#### [Requirements]
Reproduce each line exactly.

#### [Input rows]

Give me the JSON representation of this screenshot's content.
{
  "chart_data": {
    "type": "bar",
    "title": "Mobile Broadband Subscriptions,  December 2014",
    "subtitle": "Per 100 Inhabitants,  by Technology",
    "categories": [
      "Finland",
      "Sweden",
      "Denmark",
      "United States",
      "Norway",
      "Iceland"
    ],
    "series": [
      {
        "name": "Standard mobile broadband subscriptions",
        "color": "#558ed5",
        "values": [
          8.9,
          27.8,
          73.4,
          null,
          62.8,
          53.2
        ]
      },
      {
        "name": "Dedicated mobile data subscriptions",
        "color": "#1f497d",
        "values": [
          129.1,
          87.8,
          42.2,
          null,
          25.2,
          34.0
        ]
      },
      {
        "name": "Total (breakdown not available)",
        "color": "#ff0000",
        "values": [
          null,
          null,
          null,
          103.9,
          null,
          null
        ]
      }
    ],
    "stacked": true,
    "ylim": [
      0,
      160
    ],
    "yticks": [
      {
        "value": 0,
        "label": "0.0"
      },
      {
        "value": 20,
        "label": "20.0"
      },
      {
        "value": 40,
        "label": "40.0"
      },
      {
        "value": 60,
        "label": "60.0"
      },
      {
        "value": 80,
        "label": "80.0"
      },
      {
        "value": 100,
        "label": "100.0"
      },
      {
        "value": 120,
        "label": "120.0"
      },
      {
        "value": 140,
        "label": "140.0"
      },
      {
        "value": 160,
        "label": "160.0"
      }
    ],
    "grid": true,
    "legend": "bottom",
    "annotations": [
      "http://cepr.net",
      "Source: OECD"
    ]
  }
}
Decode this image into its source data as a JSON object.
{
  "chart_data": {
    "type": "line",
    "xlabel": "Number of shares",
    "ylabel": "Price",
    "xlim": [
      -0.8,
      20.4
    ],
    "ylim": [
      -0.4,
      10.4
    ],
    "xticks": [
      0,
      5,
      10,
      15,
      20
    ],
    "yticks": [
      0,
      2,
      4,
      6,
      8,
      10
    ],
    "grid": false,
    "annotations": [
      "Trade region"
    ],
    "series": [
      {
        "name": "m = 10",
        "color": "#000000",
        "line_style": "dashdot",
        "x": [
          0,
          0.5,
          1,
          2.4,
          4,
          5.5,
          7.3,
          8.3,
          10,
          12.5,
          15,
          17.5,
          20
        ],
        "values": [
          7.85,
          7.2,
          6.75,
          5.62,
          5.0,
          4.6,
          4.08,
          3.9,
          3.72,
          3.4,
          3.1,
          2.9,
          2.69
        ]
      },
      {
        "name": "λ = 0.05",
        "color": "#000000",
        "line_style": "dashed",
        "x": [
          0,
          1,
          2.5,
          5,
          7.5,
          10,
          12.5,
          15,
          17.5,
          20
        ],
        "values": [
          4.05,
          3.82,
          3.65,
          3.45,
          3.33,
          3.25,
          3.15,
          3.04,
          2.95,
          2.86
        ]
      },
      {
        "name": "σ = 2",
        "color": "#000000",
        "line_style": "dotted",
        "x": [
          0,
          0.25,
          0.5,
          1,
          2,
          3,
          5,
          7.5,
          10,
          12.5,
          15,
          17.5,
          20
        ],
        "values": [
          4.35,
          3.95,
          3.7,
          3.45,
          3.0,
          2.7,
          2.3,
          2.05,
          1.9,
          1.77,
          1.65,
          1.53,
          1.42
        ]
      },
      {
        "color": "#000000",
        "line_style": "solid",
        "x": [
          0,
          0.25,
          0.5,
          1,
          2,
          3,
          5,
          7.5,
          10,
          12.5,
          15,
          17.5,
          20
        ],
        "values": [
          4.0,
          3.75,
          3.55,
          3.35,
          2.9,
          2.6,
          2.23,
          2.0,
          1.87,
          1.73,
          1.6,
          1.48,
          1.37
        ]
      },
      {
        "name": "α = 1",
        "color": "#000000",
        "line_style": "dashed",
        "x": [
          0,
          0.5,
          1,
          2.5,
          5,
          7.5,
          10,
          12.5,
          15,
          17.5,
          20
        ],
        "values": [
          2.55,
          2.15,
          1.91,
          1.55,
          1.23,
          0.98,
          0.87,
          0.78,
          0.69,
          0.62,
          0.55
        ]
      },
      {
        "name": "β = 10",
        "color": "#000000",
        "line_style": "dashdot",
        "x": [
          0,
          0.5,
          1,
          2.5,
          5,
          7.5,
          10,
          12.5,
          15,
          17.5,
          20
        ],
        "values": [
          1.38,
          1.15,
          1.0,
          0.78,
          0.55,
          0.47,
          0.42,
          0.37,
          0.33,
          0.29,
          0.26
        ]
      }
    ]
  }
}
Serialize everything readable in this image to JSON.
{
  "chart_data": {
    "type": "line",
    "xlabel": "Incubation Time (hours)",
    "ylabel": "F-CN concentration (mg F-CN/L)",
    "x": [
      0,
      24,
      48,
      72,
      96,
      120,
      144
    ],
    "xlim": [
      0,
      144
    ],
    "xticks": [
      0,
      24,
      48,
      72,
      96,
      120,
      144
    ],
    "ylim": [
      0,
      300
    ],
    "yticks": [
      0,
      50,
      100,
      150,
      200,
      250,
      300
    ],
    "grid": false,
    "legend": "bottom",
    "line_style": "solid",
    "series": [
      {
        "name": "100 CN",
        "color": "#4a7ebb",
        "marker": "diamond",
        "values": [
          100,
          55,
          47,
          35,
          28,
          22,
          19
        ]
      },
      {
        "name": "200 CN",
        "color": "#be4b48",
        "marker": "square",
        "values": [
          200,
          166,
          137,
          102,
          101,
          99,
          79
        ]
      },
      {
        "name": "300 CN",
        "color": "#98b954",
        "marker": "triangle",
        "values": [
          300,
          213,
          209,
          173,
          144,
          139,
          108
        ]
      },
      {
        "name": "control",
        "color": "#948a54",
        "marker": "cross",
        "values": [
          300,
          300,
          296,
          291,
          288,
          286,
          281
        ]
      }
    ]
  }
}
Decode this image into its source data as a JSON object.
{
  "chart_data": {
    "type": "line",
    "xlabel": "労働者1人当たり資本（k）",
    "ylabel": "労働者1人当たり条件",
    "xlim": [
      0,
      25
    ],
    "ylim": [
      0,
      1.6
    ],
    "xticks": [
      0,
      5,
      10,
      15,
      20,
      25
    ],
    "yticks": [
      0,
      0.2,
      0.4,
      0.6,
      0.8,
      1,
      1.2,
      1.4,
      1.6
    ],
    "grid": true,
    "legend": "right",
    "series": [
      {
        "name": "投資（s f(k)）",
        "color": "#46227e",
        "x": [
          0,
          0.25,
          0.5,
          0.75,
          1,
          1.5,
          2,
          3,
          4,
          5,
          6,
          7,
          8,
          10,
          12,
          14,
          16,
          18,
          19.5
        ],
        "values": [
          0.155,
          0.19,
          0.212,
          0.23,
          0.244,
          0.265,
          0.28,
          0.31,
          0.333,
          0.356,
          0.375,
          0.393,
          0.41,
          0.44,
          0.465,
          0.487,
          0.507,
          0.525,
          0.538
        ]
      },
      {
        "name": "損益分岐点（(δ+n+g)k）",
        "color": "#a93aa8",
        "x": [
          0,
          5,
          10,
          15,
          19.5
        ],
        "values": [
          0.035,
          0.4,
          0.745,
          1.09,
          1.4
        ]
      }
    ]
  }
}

#### [Response to the exercise]
Give me the JSON representation of this screenshot's content.
{
  "chart_data": {
    "type": "bar",
    "title": "Mobile Broadband Subscriptions,  December 2014",
    "subtitle": "Per 100 Inhabitants,  by Technology",
    "categories": [
      "Finland",
      "Sweden",
      "Denmark",
      "United States",
      "Norway",
      "Iceland"
    ],
    "series": [
      {
        "name": "Standard mobile broadband subscriptions",
        "color": "#558ed5",
        "values": [
          8.9,
          27.8,
          73.4,
          null,
          62.8,
          53.2
        ]
      },
      {
        "name": "Dedicated mobile data subscriptions",
        "color": "#1f497d",
        "values": [
          129.1,
          87.8,
          42.2,
          null,
          25.2,
          34.0
        ]
      },
      {
        "name": "Total (breakdown not available)",
        "color": "#ff0000",
        "values": [
          null,
          null,
          null,
          103.9,
          null,
          null
        ]
      }
    ],
    "stacked": true,
    "ylim": [
      0,
      160
    ],
    "yticks": [
      {
        "value": 0,
        "label": "0.0"
      },
      {
        "value": 20,
        "label": "20.0"
      },
      {
        "value": 40,
        "label": "40.0"
      },
      {
        "value": 60,
        "label": "60.0"
      },
      {
        "value": 80,
        "label": "80.0"
      },
      {
        "value": 100,
        "label": "100.0"
      },
      {
        "value": 120,
        "label": "120.0"
      },
      {
        "value": 140,
        "label": "140.0"
      },
      {
        "value": 160,
        "label": "160.0"
      }
    ],
    "grid": true,
    "legend": "bottom",
    "annotations": [
      "http://cepr.net",
      "Source: OECD"
    ]
  }
}
Decode this image into its source data as a JSON object.
{
  "chart_data": {
    "type": "line",
    "xlabel": "Number of shares",
    "ylabel": "Price",
    "xlim": [
      -0.8,
      20.4
    ],
    "ylim": [
      -0.4,
      10.4
    ],
    "xticks": [
      0,
      5,
      10,
      15,
      20
    ],
    "yticks": [
      0,
      2,
      4,
      6,
      8,
      10
    ],
    "grid": false,
    "annotations": [
      "Trade region"
    ],
    "series": [
      {
        "name": "m = 10",
        "color": "#000000",
        "line_style": "dashdot",
        "x": [
          0,
          0.5,
          1,
          2.4,
          4,
          5.5,
          7.3,
          8.3,
          10,
          12.5,
          15,
          17.5,
          20
        ],
        "values": [
          7.85,
          7.2,
          6.75,
          5.62,
          5.0,
          4.6,
          4.08,
          3.9,
          3.72,
          3.4,
          3.1,
          2.9,
          2.69
        ]
      },
      {
        "name": "λ = 0.05",
        "color": "#000000",
        "line_style": "dashed",
        "x": [
          0,
          1,
          2.5,
          5,
          7.5,
          10,
          12.5,
          15,
          17.5,
          20
        ],
        "values": [
          4.05,
          3.82,
          3.65,
          3.45,
          3.33,
          3.25,
          3.15,
          3.04,
          2.95,
          2.86
        ]
      },
      {
        "name": "σ = 2",
        "color": "#000000",
        "line_style": "dotted",
        "x": [
          0,
          0.25,
          0.5,
          1,
          2,
          3,
          5,
          7.5,
          10,
          12.5,
          15,
          17.5,
          20
        ],
        "values": [
          4.35,
          3.95,
          3.7,
          3.45,
          3.0,
          2.7,
          2.3,
          2.05,
          1.9,
          1.77,
          1.65,
          1.53,
          1.42
        ]
      },
      {
        "color": "#000000",
        "line_style": "solid",
        "x": [
          0,
          0.25,
          0.5,
          1,
          2,
          3,
          5,
          7.5,
          10,
          12.5,
          15,
          17.5,
          20
        ],
        "values": [
          4.0,
          3.75,
          3.55,
          3.35,
          2.9,
          2.6,
          2.23,
          2.0,
          1.87,
          1.73,
          1.6,
          1.48,
          1.37
        ]
      },
      {
        "name": "α = 1",
        "color": "#000000",
        "line_style": "dashed",
        "x": [
          0,
          0.5,
          1,
          2.5,
          5,
          7.5,
          10,
          12.5,
          15,
          17.5,
          20
        ],
        "values": [
          2.55,
          2.15,
          1.91,
          1.55,
          1.23,
          0.98,
          0.87,
          0.78,
          0.69,
          0.62,
          0.55
        ]
      },
      {
        "name": "β = 10",
        "color": "#000000",
        "line_style": "dashdot",
        "x": [
          0,
          0.5,
          1,
          2.5,
          5,
          7.5,
          10,
          12.5,
          15,
          17.5,
          20
        ],
        "values": [
          1.38,
          1.15,
          1.0,
          0.78,
          0.55,
          0.47,
          0.42,
          0.37,
          0.33,
          0.29,
          0.26
        ]
      }
    ]
  }
}
Serialize everything readable in this image to JSON.
{
  "chart_data": {
    "type": "line",
    "xlabel": "Incubation Time (hours)",
    "ylabel": "F-CN concentration (mg F-CN/L)",
    "x": [
      0,
      24,
      48,
      72,
      96,
      120,
      144
    ],
    "xlim": [
      0,
      144
    ],
    "xticks": [
      0,
      24,
      48,
      72,
      96,
      120,
      144
    ],
    "ylim": [
      0,
      300
    ],
    "yticks": [
      0,
      50,
      100,
      150,
      200,
      250,
      300
    ],
    "grid": false,
    "legend": "bottom",
    "line_style": "solid",
    "series": [
      {
        "name": "100 CN",
        "color": "#4a7ebb",
        "marker": "diamond",
        "values": [
          100,
          55,
          47,
          35,
          28,
          22,
          19
        ]
      },
      {
        "name": "200 CN",
        "color": "#be4b48",
        "marker": "square",
        "values": [
          200,
          166,
          137,
          102,
          101,
          99,
          79
        ]
      },
      {
        "name": "300 CN",
        "color": "#98b954",
        "marker": "triangle",
        "values": [
          300,
          213,
          209,
          173,
          144,
          139,
          108
        ]
      },
      {
        "name": "control",
        "color": "#948a54",
        "marker": "cross",
        "values": [
          300,
          300,
          296,
          291,
          288,
          286,
          281
        ]
      }
    ]
  }
}
Decode this image into its source data as a JSON object.
{
  "chart_data": {
    "type": "line",
    "xlabel": "労働者1人当たり資本（k）",
    "ylabel": "労働者1人当たり条件",
    "xlim": [
      0,
      25
    ],
    "ylim": [
      0,
      1.6
    ],
    "xticks": [
      0,
      5,
      10,
      15,
      20,
      25
    ],
    "yticks": [
      0,
      0.2,
      0.4,
      0.6,
      0.8,
      1,
      1.2,
      1.4,
      1.6
    ],
    "grid": true,
    "legend": "right",
    "series": [
      {
        "name": "投資（s f(k)）",
        "color": "#46227e",
        "x": [
          0,
          0.25,
          0.5,
          0.75,
          1,
          1.5,
          2,
          3,
          4,
          5,
          6,
          7,
          8,
          10,
          12,
          14,
          16,
          18,
          19.5
        ],
        "values": [
          0.155,
          0.19,
          0.212,
          0.23,
          0.244,
          0.265,
          0.28,
          0.31,
          0.333,
          0.356,
          0.375,
          0.393,
          0.41,
          0.44,
          0.465,
          0.487,
          0.507,
          0.525,
          0.538
        ]
      },
      {
        "name": "損益分岐点（(δ+n+g)k）",
        "color": "#a93aa8",
        "x": [
          0,
          5,
          10,
          15,
          19.5
        ],
        "values": [
          0.035,
          0.4,
          0.745,
          1.09,
          1.4
        ]
      }
    ]
  }
}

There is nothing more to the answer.